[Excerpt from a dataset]
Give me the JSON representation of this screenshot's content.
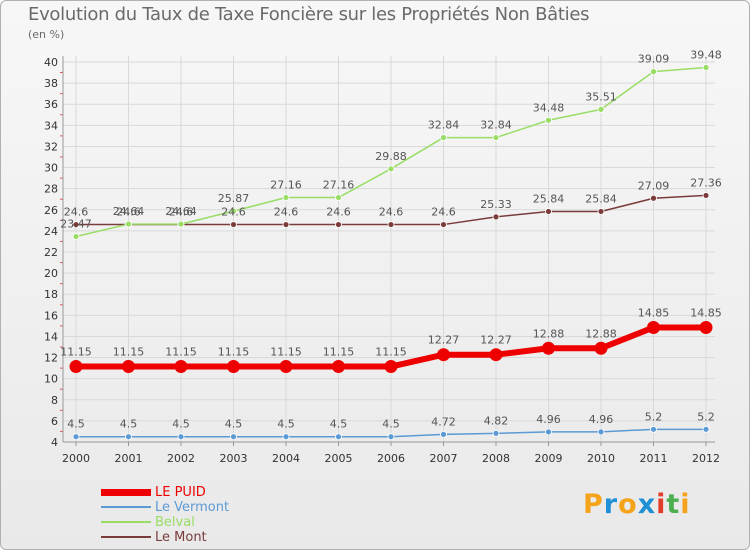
{
  "title": "Evolution du Taux de Taxe Foncière sur les Propriétés Non Bâties",
  "unit_label": "(en %)",
  "brand": {
    "text": "Proxiti",
    "colors": [
      "#f5a31a",
      "#1f8fd6",
      "#f5a31a",
      "#1f8fd6",
      "#e23c2b",
      "#4caf50",
      "#f5a31a"
    ]
  },
  "chart_data": {
    "type": "line",
    "title": "Evolution du Taux de Taxe Foncière sur les Propriétés Non Bâties",
    "xlabel": "",
    "ylabel": "(en %)",
    "ylim": [
      4,
      40
    ],
    "yticks": [
      4,
      6,
      8,
      10,
      12,
      14,
      16,
      18,
      20,
      22,
      24,
      26,
      28,
      30,
      32,
      34,
      36,
      38,
      40
    ],
    "x": [
      "2000",
      "2001",
      "2002",
      "2003",
      "2004",
      "2005",
      "2006",
      "2007",
      "2008",
      "2009",
      "2010",
      "2011",
      "2012"
    ],
    "grid": true,
    "legend_position": "bottom-left",
    "series": [
      {
        "name": "LE PUID",
        "color": "#ee0000",
        "values": [
          11.15,
          11.15,
          11.15,
          11.15,
          11.15,
          11.15,
          11.15,
          12.27,
          12.27,
          12.88,
          12.88,
          14.85,
          14.85
        ],
        "labels": [
          "11.15",
          "11.15",
          "11.15",
          "11.15",
          "11.15",
          "11.15",
          "11.15",
          "12.27",
          "12.27",
          "12.88",
          "12.88",
          "14.85",
          "14.85"
        ]
      },
      {
        "name": "Le Vermont",
        "color": "#5b9ad5",
        "values": [
          4.5,
          4.5,
          4.5,
          4.5,
          4.5,
          4.5,
          4.5,
          4.72,
          4.82,
          4.96,
          4.96,
          5.2,
          5.2
        ],
        "labels": [
          "4.5",
          "4.5",
          "4.5",
          "4.5",
          "4.5",
          "4.5",
          "4.5",
          "4.72",
          "4.82",
          "4.96",
          "4.96",
          "5.2",
          "5.2"
        ]
      },
      {
        "name": "Belval",
        "color": "#99dd66",
        "values": [
          23.47,
          24.64,
          24.64,
          25.87,
          27.16,
          27.16,
          29.88,
          32.84,
          32.84,
          34.48,
          35.51,
          39.09,
          39.48
        ],
        "labels": [
          "23.47",
          "24.64",
          "24.64",
          "25.87",
          "27.16",
          "27.16",
          "29.88",
          "32.84",
          "32.84",
          "34.48",
          "35.51",
          "39.09",
          "39.48"
        ]
      },
      {
        "name": "Le Mont",
        "color": "#7a3b3b",
        "values": [
          24.6,
          24.6,
          24.6,
          24.6,
          24.6,
          24.6,
          24.6,
          24.6,
          25.33,
          25.84,
          25.84,
          27.09,
          27.36
        ],
        "labels": [
          "24.6",
          "24.6",
          "24.6",
          "24.6",
          "24.6",
          "24.6",
          "24.6",
          "24.6",
          "25.33",
          "25.84",
          "25.84",
          "27.09",
          "27.36"
        ]
      }
    ]
  }
}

Task statement >>
Can you retype every record above exactly, leaving out the pictures?

Problem solution >>
Give me the JSON representation of this screenshot's content.
{
  "title": "Evolution du Taux de Taxe Foncière sur les Propriétés Non Bâties",
  "unit_label": "(en %)",
  "brand": {
    "text": "Proxiti",
    "colors": [
      "#f5a31a",
      "#1f8fd6",
      "#f5a31a",
      "#1f8fd6",
      "#e23c2b",
      "#4caf50",
      "#f5a31a"
    ]
  },
  "chart_data": {
    "type": "line",
    "title": "Evolution du Taux de Taxe Foncière sur les Propriétés Non Bâties",
    "xlabel": "",
    "ylabel": "(en %)",
    "ylim": [
      4,
      40
    ],
    "yticks": [
      4,
      6,
      8,
      10,
      12,
      14,
      16,
      18,
      20,
      22,
      24,
      26,
      28,
      30,
      32,
      34,
      36,
      38,
      40
    ],
    "x": [
      "2000",
      "2001",
      "2002",
      "2003",
      "2004",
      "2005",
      "2006",
      "2007",
      "2008",
      "2009",
      "2010",
      "2011",
      "2012"
    ],
    "grid": true,
    "legend_position": "bottom-left",
    "series": [
      {
        "name": "LE PUID",
        "color": "#ee0000",
        "values": [
          11.15,
          11.15,
          11.15,
          11.15,
          11.15,
          11.15,
          11.15,
          12.27,
          12.27,
          12.88,
          12.88,
          14.85,
          14.85
        ],
        "labels": [
          "11.15",
          "11.15",
          "11.15",
          "11.15",
          "11.15",
          "11.15",
          "11.15",
          "12.27",
          "12.27",
          "12.88",
          "12.88",
          "14.85",
          "14.85"
        ]
      },
      {
        "name": "Le Vermont",
        "color": "#5b9ad5",
        "values": [
          4.5,
          4.5,
          4.5,
          4.5,
          4.5,
          4.5,
          4.5,
          4.72,
          4.82,
          4.96,
          4.96,
          5.2,
          5.2
        ],
        "labels": [
          "4.5",
          "4.5",
          "4.5",
          "4.5",
          "4.5",
          "4.5",
          "4.5",
          "4.72",
          "4.82",
          "4.96",
          "4.96",
          "5.2",
          "5.2"
        ]
      },
      {
        "name": "Belval",
        "color": "#99dd66",
        "values": [
          23.47,
          24.64,
          24.64,
          25.87,
          27.16,
          27.16,
          29.88,
          32.84,
          32.84,
          34.48,
          35.51,
          39.09,
          39.48
        ],
        "labels": [
          "23.47",
          "24.64",
          "24.64",
          "25.87",
          "27.16",
          "27.16",
          "29.88",
          "32.84",
          "32.84",
          "34.48",
          "35.51",
          "39.09",
          "39.48"
        ]
      },
      {
        "name": "Le Mont",
        "color": "#7a3b3b",
        "values": [
          24.6,
          24.6,
          24.6,
          24.6,
          24.6,
          24.6,
          24.6,
          24.6,
          25.33,
          25.84,
          25.84,
          27.09,
          27.36
        ],
        "labels": [
          "24.6",
          "24.6",
          "24.6",
          "24.6",
          "24.6",
          "24.6",
          "24.6",
          "24.6",
          "25.33",
          "25.84",
          "25.84",
          "27.09",
          "27.36"
        ]
      }
    ]
  }
}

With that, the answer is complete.